--- Input ---

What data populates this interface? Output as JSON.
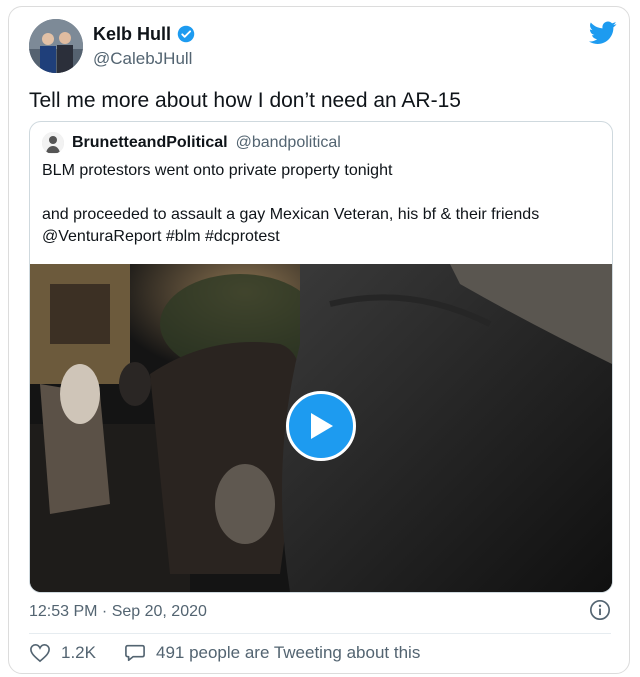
{
  "tweet": {
    "display_name": "Kelb Hull",
    "handle": "@CalebJHull",
    "text": "Tell me more about how I don’t need an AR-15",
    "timestamp": "12:53 PM · Sep 20, 2020"
  },
  "quoted": {
    "display_name": "BrunetteandPolitical",
    "handle": "@bandpolitical",
    "line1": "BLM protestors went onto private property tonight",
    "line2": "and proceeded to assault a gay Mexican Veteran, his bf & their friends @VenturaReport #blm #dcprotest"
  },
  "actions": {
    "likes": "1.2K",
    "tweeting_text": "491 people are Tweeting about this"
  },
  "colors": {
    "brand_blue": "#1d9bf0",
    "secondary_text": "#536471"
  },
  "icons": [
    "verified-badge-icon",
    "twitter-bird-icon",
    "play-icon",
    "info-icon",
    "heart-icon",
    "comment-icon"
  ]
}
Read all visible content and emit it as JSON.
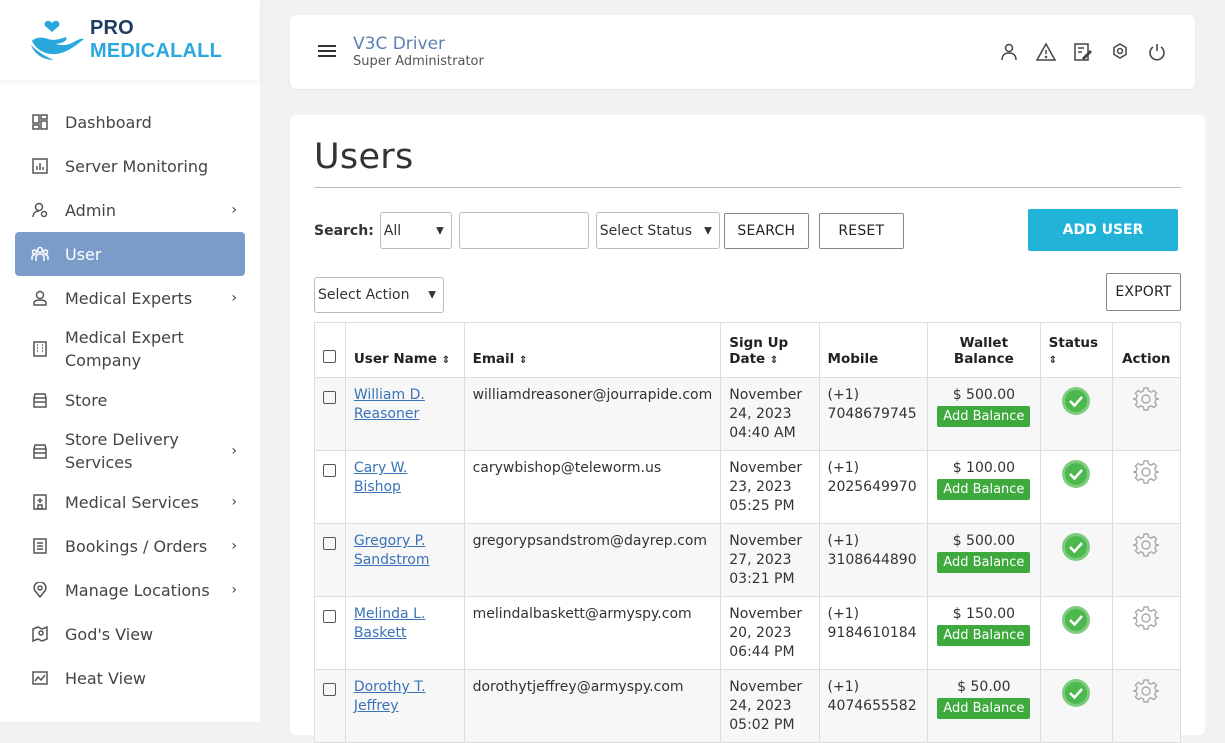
{
  "brand": {
    "pro": "PRO",
    "name": "MEDICALALL"
  },
  "sidebar": {
    "items": [
      {
        "label": "Dashboard",
        "icon": "dashboard-icon",
        "chevron": false
      },
      {
        "label": "Server Monitoring",
        "icon": "chart-icon",
        "chevron": false
      },
      {
        "label": "Admin",
        "icon": "admin-icon",
        "chevron": true
      },
      {
        "label": "User",
        "icon": "users-icon",
        "chevron": false,
        "active": true
      },
      {
        "label": "Medical Experts",
        "icon": "person-icon",
        "chevron": true
      },
      {
        "label": "Medical Expert Company",
        "icon": "building-icon",
        "chevron": false
      },
      {
        "label": "Store",
        "icon": "store-icon",
        "chevron": false
      },
      {
        "label": "Store Delivery Services",
        "icon": "store-icon",
        "chevron": true
      },
      {
        "label": "Medical Services",
        "icon": "hospital-icon",
        "chevron": true
      },
      {
        "label": "Bookings / Orders",
        "icon": "list-icon",
        "chevron": true
      },
      {
        "label": "Manage Locations",
        "icon": "location-icon",
        "chevron": true
      },
      {
        "label": "God's View",
        "icon": "map-icon",
        "chevron": false
      },
      {
        "label": "Heat View",
        "icon": "heatmap-icon",
        "chevron": false
      }
    ]
  },
  "header": {
    "title": "V3C Driver",
    "subtitle": "Super Administrator"
  },
  "page": {
    "title": "Users"
  },
  "search": {
    "label": "Search:",
    "field_select": "All",
    "query": "",
    "status_select": "Select Status",
    "search_button": "SEARCH",
    "reset_button": "RESET",
    "add_button": "ADD USER"
  },
  "actions": {
    "select_action": "Select Action",
    "export_button": "EXPORT"
  },
  "table": {
    "headers": {
      "name": "User Name",
      "email": "Email",
      "signup": "Sign Up Date",
      "mobile": "Mobile",
      "wallet": "Wallet Balance",
      "status": "Status",
      "action": "Action"
    },
    "add_balance_label": "Add Balance",
    "rows": [
      {
        "name": "William D. Reasoner",
        "email": "williamdreasoner@jourrapide.com",
        "signup": "November 24, 2023 04:40 AM",
        "mobile": "(+1) 7048679745",
        "wallet": "$ 500.00"
      },
      {
        "name": "Cary W. Bishop",
        "email": "carywbishop@teleworm.us",
        "signup": "November 23, 2023 05:25 PM",
        "mobile": "(+1) 2025649970",
        "wallet": "$ 100.00"
      },
      {
        "name": "Gregory P. Sandstrom",
        "email": "gregorypsandstrom@dayrep.com",
        "signup": "November 27, 2023 03:21 PM",
        "mobile": "(+1) 3108644890",
        "wallet": "$ 500.00"
      },
      {
        "name": "Melinda L. Baskett",
        "email": "melindalbaskett@armyspy.com",
        "signup": "November 20, 2023 06:44 PM",
        "mobile": "(+1) 9184610184",
        "wallet": "$ 150.00"
      },
      {
        "name": "Dorothy T. Jeffrey",
        "email": "dorothytjeffrey@armyspy.com",
        "signup": "November 24, 2023 05:02 PM",
        "mobile": "(+1) 4074655582",
        "wallet": "$ 50.00"
      }
    ]
  },
  "colors": {
    "accent": "#22b3d8",
    "active_nav": "#7b9bc9",
    "status_ok": "#3eaa3e",
    "link": "#3a73b8"
  }
}
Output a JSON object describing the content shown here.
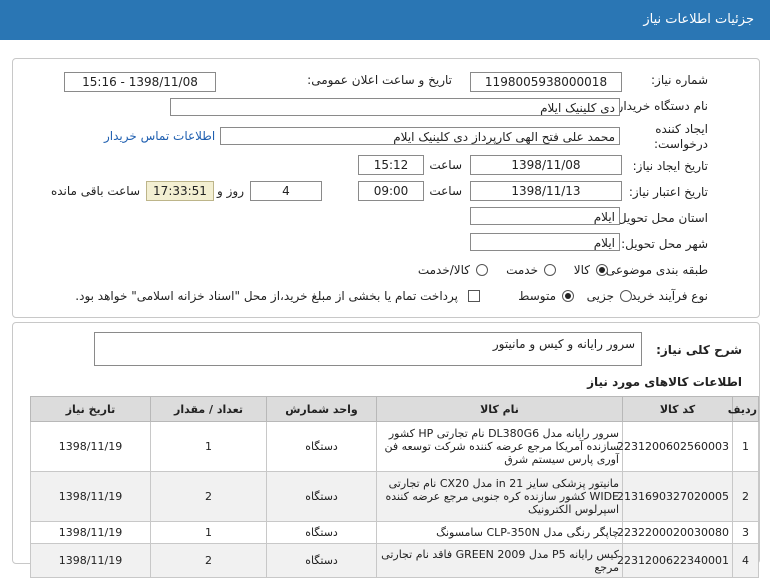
{
  "header": {
    "title": "جزئیات اطلاعات نیاز"
  },
  "form": {
    "need_number_label": "شماره نیاز:",
    "need_number": "1198005938000018",
    "announce_label": "تاریخ و ساعت اعلان عمومی:",
    "announce_value": "1398/11/08 - 15:16",
    "buyer_org_label": "نام دستگاه خریدار:",
    "buyer_org": "دی کلینیک ایلام",
    "creator_label_1": "ایجاد کننده",
    "creator_label_2": "درخواست:",
    "creator": "محمد علی  فتح الهی کارپرداز دی کلینیک ایلام",
    "contact_link": "اطلاعات تماس خریدار",
    "create_date_label": "تاریخ ایجاد نیاز:",
    "create_date": "1398/11/08",
    "time_label": "ساعت",
    "create_time": "15:12",
    "valid_date_label": "تاریخ اعتبار نیاز:",
    "valid_date": "1398/11/13",
    "valid_time": "09:00",
    "days_remaining": "4",
    "days_label": "روز و",
    "countdown": "17:33:51",
    "remaining_label": "ساعت باقی مانده",
    "province_label": "استان محل تحویل:",
    "province": "ایلام",
    "city_label": "شهر محل تحویل:",
    "city": "ایلام",
    "category_label": "طبقه بندی موضوعی:",
    "category_options": [
      "کالا",
      "خدمت",
      "کالا/خدمت"
    ],
    "purchase_type_label": "نوع فرآیند خرید :",
    "purchase_options": [
      "جزیی",
      "متوسط"
    ],
    "payment_note": "پرداخت تمام یا بخشی از مبلغ خرید،از محل \"اسناد خزانه اسلامی\" خواهد بود."
  },
  "description": {
    "label": "شرح کلی نیاز:",
    "text": "سرور رایانه و کیس و مانیتور"
  },
  "items_section": {
    "title": "اطلاعات کالاهای مورد نیاز"
  },
  "table": {
    "headers": [
      "ردیف",
      "کد کالا",
      "نام کالا",
      "واحد شمارش",
      "تعداد / مقدار",
      "تاریخ نیاز"
    ],
    "rows": [
      {
        "row": "1",
        "code": "2231200602560003",
        "name": "سرور رایانه مدل DL380G6 نام تجارتی HP کشور سازنده آمریکا مرجع عرضه کننده شرکت توسعه فن آوری پارس سیستم شرق",
        "unit": "دستگاه",
        "qty": "1",
        "date": "1398/11/19"
      },
      {
        "row": "2",
        "code": "2131690327020005",
        "name": "مانیتور پزشکی سایز 21 in مدل CX20 نام تجارتی WIDE کشور سازنده کره جنوبی مرجع عرضه کننده اسپرلوس الکترونیک",
        "unit": "دستگاه",
        "qty": "2",
        "date": "1398/11/19"
      },
      {
        "row": "3",
        "code": "2232200020030080",
        "name": "چاپگر رنگی مدل CLP-350N سامسونگ",
        "unit": "دستگاه",
        "qty": "1",
        "date": "1398/11/19"
      },
      {
        "row": "4",
        "code": "2231200622340001",
        "name": "کیس رایانه P5 مدل GREEN 2009 فاقد نام تجارتی مرجع",
        "unit": "دستگاه",
        "qty": "2",
        "date": "1398/11/19"
      }
    ]
  },
  "colors": {
    "header_bg": "#2a76b4",
    "link": "#1f5fb0",
    "timer_bg": "#f3efd2"
  }
}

---

What the task requires ▸
Quote every record above exactly, omitting any pictures they contain.

Answer to this problem ▸
What data populates this interface? Output as JSON.
{
  "tweet": {
    "display_name": "Kelb Hull",
    "handle": "@CalebJHull",
    "text": "Tell me more about how I don’t need an AR-15",
    "timestamp": "12:53 PM · Sep 20, 2020"
  },
  "quoted": {
    "display_name": "BrunetteandPolitical",
    "handle": "@bandpolitical",
    "line1": "BLM protestors went onto private property tonight",
    "line2": "and proceeded to assault a gay Mexican Veteran, his bf & their friends @VenturaReport #blm #dcprotest"
  },
  "actions": {
    "likes": "1.2K",
    "tweeting_text": "491 people are Tweeting about this"
  },
  "colors": {
    "brand_blue": "#1d9bf0",
    "secondary_text": "#536471"
  },
  "icons": [
    "verified-badge-icon",
    "twitter-bird-icon",
    "play-icon",
    "info-icon",
    "heart-icon",
    "comment-icon"
  ]
}
Read all visible content and emit it as JSON.
{
  "brand": {
    "pro": "PRO",
    "name": "MEDICALALL"
  },
  "sidebar": {
    "items": [
      {
        "label": "Dashboard",
        "icon": "dashboard-icon",
        "chevron": false
      },
      {
        "label": "Server Monitoring",
        "icon": "chart-icon",
        "chevron": false
      },
      {
        "label": "Admin",
        "icon": "admin-icon",
        "chevron": true
      },
      {
        "label": "User",
        "icon": "users-icon",
        "chevron": false,
        "active": true
      },
      {
        "label": "Medical Experts",
        "icon": "person-icon",
        "chevron": true
      },
      {
        "label": "Medical Expert Company",
        "icon": "building-icon",
        "chevron": false
      },
      {
        "label": "Store",
        "icon": "store-icon",
        "chevron": false
      },
      {
        "label": "Store Delivery Services",
        "icon": "store-icon",
        "chevron": true
      },
      {
        "label": "Medical Services",
        "icon": "hospital-icon",
        "chevron": true
      },
      {
        "label": "Bookings / Orders",
        "icon": "list-icon",
        "chevron": true
      },
      {
        "label": "Manage Locations",
        "icon": "location-icon",
        "chevron": true
      },
      {
        "label": "God's View",
        "icon": "map-icon",
        "chevron": false
      },
      {
        "label": "Heat View",
        "icon": "heatmap-icon",
        "chevron": false
      }
    ]
  },
  "header": {
    "title": "V3C Driver",
    "subtitle": "Super Administrator"
  },
  "page": {
    "title": "Users"
  },
  "search": {
    "label": "Search:",
    "field_select": "All",
    "query": "",
    "status_select": "Select Status",
    "search_button": "SEARCH",
    "reset_button": "RESET",
    "add_button": "ADD USER"
  },
  "actions": {
    "select_action": "Select Action",
    "export_button": "EXPORT"
  },
  "table": {
    "headers": {
      "name": "User Name",
      "email": "Email",
      "signup": "Sign Up Date",
      "mobile": "Mobile",
      "wallet": "Wallet Balance",
      "status": "Status",
      "action": "Action"
    },
    "add_balance_label": "Add Balance",
    "rows": [
      {
        "name": "William D. Reasoner",
        "email": "williamdreasoner@jourrapide.com",
        "signup": "November 24, 2023 04:40 AM",
        "mobile": "(+1) 7048679745",
        "wallet": "$ 500.00"
      },
      {
        "name": "Cary W. Bishop",
        "email": "carywbishop@teleworm.us",
        "signup": "November 23, 2023 05:25 PM",
        "mobile": "(+1) 2025649970",
        "wallet": "$ 100.00"
      },
      {
        "name": "Gregory P. Sandstrom",
        "email": "gregorypsandstrom@dayrep.com",
        "signup": "November 27, 2023 03:21 PM",
        "mobile": "(+1) 3108644890",
        "wallet": "$ 500.00"
      },
      {
        "name": "Melinda L. Baskett",
        "email": "melindalbaskett@armyspy.com",
        "signup": "November 20, 2023 06:44 PM",
        "mobile": "(+1) 9184610184",
        "wallet": "$ 150.00"
      },
      {
        "name": "Dorothy T. Jeffrey",
        "email": "dorothytjeffrey@armyspy.com",
        "signup": "November 24, 2023 05:02 PM",
        "mobile": "(+1) 4074655582",
        "wallet": "$ 50.00"
      }
    ]
  },
  "colors": {
    "accent": "#22b3d8",
    "active_nav": "#7b9bc9",
    "status_ok": "#3eaa3e",
    "link": "#3a73b8"
  }
}
Output a JSON object describing the content shown here.
{
  "header": {
    "title": "جزئیات اطلاعات نیاز"
  },
  "form": {
    "need_number_label": "شماره نیاز:",
    "need_number": "1198005938000018",
    "announce_label": "تاریخ و ساعت اعلان عمومی:",
    "announce_value": "1398/11/08 - 15:16",
    "buyer_org_label": "نام دستگاه خریدار:",
    "buyer_org": "دی کلینیک ایلام",
    "creator_label_1": "ایجاد کننده",
    "creator_label_2": "درخواست:",
    "creator": "محمد علی  فتح الهی کارپرداز دی کلینیک ایلام",
    "contact_link": "اطلاعات تماس خریدار",
    "create_date_label": "تاریخ ایجاد نیاز:",
    "create_date": "1398/11/08",
    "time_label": "ساعت",
    "create_time": "15:12",
    "valid_date_label": "تاریخ اعتبار نیاز:",
    "valid_date": "1398/11/13",
    "valid_time": "09:00",
    "days_remaining": "4",
    "days_label": "روز و",
    "countdown": "17:33:51",
    "remaining_label": "ساعت باقی مانده",
    "province_label": "استان محل تحویل:",
    "province": "ایلام",
    "city_label": "شهر محل تحویل:",
    "city": "ایلام",
    "category_label": "طبقه بندی موضوعی:",
    "category_options": [
      "کالا",
      "خدمت",
      "کالا/خدمت"
    ],
    "purchase_type_label": "نوع فرآیند خرید :",
    "purchase_options": [
      "جزیی",
      "متوسط"
    ],
    "payment_note": "پرداخت تمام یا بخشی از مبلغ خرید،از محل \"اسناد خزانه اسلامی\" خواهد بود."
  },
  "description": {
    "label": "شرح کلی نیاز:",
    "text": "سرور رایانه و کیس و مانیتور"
  },
  "items_section": {
    "title": "اطلاعات کالاهای مورد نیاز"
  },
  "table": {
    "headers": [
      "ردیف",
      "کد کالا",
      "نام کالا",
      "واحد شمارش",
      "تعداد / مقدار",
      "تاریخ نیاز"
    ],
    "rows": [
      {
        "row": "1",
        "code": "2231200602560003",
        "name": "سرور رایانه مدل DL380G6 نام تجارتی HP کشور سازنده آمریکا مرجع عرضه کننده شرکت توسعه فن آوری پارس سیستم شرق",
        "unit": "دستگاه",
        "qty": "1",
        "date": "1398/11/19"
      },
      {
        "row": "2",
        "code": "2131690327020005",
        "name": "مانیتور پزشکی سایز 21 in مدل CX20 نام تجارتی WIDE کشور سازنده کره جنوبی مرجع عرضه کننده اسپرلوس الکترونیک",
        "unit": "دستگاه",
        "qty": "2",
        "date": "1398/11/19"
      },
      {
        "row": "3",
        "code": "2232200020030080",
        "name": "چاپگر رنگی مدل CLP-350N سامسونگ",
        "unit": "دستگاه",
        "qty": "1",
        "date": "1398/11/19"
      },
      {
        "row": "4",
        "code": "2231200622340001",
        "name": "کیس رایانه P5 مدل GREEN 2009 فاقد نام تجارتی مرجع",
        "unit": "دستگاه",
        "qty": "2",
        "date": "1398/11/19"
      }
    ]
  },
  "colors": {
    "header_bg": "#2a76b4",
    "link": "#1f5fb0",
    "timer_bg": "#f3efd2"
  }
}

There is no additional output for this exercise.